Problem requirements - Scan the material that follows. Copy every line containing the word "upper".

Source data -
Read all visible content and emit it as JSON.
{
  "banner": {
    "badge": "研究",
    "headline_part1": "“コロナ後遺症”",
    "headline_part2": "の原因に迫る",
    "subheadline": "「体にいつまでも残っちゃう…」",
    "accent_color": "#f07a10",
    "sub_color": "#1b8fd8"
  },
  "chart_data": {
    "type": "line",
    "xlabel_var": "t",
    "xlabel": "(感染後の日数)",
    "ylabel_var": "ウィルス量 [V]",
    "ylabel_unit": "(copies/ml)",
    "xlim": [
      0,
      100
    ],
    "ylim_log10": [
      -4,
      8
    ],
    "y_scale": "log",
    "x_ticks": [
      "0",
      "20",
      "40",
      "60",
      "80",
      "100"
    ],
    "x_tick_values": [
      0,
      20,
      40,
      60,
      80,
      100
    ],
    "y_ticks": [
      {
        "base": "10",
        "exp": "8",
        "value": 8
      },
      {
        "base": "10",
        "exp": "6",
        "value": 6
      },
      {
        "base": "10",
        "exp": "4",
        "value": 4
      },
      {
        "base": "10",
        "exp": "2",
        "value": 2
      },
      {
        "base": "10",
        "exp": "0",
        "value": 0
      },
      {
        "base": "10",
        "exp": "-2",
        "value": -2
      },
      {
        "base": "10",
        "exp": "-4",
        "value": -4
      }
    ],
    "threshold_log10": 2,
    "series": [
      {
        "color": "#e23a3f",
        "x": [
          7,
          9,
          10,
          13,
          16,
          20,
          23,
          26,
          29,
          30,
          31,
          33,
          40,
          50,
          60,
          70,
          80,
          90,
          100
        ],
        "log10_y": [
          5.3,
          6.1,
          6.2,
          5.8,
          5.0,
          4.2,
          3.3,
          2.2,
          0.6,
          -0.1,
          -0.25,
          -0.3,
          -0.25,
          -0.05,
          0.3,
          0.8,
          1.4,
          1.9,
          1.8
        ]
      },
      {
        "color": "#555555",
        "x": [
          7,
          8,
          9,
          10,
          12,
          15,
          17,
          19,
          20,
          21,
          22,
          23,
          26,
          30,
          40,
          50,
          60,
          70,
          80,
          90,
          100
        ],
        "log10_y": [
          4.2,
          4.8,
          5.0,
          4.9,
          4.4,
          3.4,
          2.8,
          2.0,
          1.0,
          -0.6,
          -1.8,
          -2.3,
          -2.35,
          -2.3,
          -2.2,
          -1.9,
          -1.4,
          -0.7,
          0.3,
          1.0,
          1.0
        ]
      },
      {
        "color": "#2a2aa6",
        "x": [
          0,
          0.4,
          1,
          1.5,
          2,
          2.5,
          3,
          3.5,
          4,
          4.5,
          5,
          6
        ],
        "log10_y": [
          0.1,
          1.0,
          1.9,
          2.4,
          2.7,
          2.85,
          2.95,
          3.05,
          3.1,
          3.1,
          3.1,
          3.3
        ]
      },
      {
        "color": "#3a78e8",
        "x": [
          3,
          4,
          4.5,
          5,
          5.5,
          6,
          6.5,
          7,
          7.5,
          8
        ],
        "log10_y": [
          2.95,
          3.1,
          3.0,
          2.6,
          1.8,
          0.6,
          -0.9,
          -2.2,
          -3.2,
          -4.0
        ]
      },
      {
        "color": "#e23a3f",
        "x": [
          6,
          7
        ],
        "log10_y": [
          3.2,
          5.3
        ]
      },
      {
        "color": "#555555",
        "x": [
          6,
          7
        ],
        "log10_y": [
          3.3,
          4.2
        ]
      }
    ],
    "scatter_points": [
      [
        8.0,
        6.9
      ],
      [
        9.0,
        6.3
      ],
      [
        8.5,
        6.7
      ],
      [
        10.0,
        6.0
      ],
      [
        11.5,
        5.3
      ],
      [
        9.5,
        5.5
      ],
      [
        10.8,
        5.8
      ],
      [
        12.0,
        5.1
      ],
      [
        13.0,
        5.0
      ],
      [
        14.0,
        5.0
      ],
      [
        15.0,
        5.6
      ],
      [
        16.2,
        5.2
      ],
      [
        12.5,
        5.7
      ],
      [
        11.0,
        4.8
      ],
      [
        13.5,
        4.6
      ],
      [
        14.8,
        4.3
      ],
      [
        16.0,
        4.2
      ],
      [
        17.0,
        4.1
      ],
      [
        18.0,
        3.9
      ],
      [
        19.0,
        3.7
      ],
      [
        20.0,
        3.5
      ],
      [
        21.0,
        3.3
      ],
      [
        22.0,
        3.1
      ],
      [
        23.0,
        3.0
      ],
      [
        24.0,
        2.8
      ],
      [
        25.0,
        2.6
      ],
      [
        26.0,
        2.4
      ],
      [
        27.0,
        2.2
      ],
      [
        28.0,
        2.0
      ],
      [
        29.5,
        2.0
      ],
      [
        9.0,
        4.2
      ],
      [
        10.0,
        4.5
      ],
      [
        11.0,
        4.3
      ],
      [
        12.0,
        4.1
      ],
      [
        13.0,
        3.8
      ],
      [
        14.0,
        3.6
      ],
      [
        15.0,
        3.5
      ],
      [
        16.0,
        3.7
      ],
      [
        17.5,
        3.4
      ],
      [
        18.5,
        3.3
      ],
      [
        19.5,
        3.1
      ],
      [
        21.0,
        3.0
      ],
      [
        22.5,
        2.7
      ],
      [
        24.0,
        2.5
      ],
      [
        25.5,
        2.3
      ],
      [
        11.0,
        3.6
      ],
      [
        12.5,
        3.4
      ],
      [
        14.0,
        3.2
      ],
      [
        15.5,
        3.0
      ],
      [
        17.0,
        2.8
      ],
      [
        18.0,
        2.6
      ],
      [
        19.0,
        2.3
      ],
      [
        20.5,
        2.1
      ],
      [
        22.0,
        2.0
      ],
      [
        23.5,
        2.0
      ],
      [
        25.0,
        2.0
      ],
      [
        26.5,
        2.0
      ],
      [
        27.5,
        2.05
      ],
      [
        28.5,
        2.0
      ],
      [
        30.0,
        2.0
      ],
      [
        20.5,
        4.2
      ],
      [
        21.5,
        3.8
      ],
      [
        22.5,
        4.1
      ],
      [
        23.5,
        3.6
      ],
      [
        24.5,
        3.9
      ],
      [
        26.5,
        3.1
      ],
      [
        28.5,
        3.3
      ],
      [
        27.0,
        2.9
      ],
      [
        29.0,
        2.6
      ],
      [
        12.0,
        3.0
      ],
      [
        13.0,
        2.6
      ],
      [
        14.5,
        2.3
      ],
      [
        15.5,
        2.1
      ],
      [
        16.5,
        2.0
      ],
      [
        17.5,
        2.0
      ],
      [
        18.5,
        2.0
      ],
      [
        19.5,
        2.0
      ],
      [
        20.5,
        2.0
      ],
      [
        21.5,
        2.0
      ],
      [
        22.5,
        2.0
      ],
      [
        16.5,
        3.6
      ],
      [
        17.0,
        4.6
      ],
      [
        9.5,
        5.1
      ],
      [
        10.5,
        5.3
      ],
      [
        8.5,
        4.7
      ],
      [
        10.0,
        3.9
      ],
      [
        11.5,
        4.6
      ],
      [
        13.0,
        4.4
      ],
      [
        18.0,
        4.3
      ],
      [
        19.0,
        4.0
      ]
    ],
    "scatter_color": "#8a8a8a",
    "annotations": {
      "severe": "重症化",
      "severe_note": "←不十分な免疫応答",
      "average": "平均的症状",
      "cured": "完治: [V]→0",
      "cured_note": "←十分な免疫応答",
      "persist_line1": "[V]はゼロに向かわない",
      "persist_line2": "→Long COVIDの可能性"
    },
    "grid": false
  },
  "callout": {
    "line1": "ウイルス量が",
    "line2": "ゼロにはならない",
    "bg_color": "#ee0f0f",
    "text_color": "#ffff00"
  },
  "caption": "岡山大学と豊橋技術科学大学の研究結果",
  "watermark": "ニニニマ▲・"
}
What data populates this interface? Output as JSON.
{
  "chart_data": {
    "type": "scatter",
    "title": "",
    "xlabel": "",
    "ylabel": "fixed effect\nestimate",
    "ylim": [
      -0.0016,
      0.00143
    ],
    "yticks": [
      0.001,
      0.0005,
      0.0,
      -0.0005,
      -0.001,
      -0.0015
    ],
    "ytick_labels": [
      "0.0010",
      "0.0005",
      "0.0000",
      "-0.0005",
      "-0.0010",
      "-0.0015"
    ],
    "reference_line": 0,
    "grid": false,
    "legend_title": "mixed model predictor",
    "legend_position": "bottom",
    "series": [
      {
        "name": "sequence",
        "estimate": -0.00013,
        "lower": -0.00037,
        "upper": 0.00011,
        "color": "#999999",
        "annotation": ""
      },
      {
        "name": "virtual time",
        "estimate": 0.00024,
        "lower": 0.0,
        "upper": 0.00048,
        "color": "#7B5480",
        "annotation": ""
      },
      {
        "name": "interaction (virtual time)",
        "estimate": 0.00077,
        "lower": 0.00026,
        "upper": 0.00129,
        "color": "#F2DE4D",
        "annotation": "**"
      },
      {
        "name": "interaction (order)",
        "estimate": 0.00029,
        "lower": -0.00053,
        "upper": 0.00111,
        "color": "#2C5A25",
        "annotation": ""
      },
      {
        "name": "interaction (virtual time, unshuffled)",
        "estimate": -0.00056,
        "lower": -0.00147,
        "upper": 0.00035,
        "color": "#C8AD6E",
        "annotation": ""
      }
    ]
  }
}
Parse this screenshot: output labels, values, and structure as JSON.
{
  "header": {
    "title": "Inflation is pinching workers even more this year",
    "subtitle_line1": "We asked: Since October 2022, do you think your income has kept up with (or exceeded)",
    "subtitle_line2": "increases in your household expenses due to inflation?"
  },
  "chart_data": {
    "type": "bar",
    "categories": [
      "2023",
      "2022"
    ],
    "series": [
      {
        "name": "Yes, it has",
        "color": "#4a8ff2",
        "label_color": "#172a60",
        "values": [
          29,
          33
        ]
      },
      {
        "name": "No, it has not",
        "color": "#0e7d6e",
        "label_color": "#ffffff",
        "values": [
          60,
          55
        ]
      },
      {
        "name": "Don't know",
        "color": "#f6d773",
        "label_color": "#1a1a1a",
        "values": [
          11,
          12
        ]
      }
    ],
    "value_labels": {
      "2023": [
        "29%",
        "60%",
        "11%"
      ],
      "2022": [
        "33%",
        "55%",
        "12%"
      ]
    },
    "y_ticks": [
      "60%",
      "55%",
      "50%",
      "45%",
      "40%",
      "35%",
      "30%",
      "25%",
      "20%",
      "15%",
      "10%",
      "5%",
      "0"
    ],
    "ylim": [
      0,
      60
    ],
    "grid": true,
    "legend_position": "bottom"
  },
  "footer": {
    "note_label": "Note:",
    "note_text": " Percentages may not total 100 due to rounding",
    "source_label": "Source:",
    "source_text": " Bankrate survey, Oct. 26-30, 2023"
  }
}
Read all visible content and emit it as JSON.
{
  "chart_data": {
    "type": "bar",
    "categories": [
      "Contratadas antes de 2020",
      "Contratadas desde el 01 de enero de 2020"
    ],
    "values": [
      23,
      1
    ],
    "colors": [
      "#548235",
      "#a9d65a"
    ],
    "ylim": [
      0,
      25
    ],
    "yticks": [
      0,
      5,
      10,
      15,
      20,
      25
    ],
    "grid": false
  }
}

Problem solution -
        "upper": 0.00011,
        "upper": 0.00048,
        "upper": 0.00129,
        "upper": 0.00111,
        "upper": 0.00035,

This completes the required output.